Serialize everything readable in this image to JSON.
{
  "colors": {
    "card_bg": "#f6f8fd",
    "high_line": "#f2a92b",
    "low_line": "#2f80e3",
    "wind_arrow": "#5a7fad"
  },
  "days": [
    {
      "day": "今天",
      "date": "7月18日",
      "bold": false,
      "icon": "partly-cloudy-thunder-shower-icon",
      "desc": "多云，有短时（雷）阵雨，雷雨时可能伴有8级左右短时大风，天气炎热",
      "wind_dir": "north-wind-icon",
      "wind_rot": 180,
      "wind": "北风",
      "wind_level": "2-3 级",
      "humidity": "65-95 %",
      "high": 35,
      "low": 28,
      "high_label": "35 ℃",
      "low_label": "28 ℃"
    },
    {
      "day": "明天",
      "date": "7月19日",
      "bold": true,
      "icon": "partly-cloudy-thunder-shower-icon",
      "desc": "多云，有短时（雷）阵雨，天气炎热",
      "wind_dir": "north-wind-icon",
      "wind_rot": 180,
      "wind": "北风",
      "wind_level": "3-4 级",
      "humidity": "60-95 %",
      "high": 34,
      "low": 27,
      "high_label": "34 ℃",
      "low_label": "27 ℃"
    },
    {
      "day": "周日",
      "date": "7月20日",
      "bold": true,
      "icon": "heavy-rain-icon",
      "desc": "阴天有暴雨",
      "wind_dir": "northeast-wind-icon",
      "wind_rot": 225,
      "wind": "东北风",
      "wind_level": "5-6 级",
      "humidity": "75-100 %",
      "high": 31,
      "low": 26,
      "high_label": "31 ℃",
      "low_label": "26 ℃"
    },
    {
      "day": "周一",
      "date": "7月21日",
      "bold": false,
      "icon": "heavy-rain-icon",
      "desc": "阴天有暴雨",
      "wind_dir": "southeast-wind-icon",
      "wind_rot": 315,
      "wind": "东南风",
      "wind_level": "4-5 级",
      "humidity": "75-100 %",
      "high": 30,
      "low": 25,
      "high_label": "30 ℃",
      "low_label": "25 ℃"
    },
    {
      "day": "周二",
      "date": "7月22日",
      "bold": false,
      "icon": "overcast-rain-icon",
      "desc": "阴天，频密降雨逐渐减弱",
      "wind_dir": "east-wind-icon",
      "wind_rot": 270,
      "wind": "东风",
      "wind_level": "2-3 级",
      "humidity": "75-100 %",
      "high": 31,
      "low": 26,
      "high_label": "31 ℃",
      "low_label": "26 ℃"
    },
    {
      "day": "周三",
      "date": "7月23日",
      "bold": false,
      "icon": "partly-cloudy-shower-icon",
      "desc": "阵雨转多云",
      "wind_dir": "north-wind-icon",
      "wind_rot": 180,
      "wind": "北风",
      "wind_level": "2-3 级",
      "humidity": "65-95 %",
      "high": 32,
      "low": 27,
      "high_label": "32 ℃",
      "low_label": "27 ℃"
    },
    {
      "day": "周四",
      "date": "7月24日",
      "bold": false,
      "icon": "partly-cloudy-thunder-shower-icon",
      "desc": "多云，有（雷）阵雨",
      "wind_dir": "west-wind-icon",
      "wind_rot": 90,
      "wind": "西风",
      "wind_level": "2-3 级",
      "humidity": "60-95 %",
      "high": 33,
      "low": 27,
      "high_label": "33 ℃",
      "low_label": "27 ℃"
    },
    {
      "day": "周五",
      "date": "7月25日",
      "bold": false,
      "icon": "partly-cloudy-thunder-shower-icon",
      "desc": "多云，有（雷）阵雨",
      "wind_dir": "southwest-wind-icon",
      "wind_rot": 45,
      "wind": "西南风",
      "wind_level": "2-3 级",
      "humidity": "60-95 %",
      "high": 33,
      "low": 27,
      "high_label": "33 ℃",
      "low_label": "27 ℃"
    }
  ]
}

★ ★ ★ ★ ★ ★ ★

- [Task]:
List all lines in the material containing the string "desc".

- [Solution]:
      "desc": "多云，有短时（雷）阵雨，雷雨时可能伴有8级左右短时大风，天气炎热",
      "desc": "多云，有短时（雷）阵雨，天气炎热",
      "desc": "阴天有暴雨",
      "desc": "阴天有暴雨",
      "desc": "阴天，频密降雨逐渐减弱",
      "desc": "阵雨转多云",
      "desc": "多云，有（雷）阵雨",
      "desc": "多云，有（雷）阵雨",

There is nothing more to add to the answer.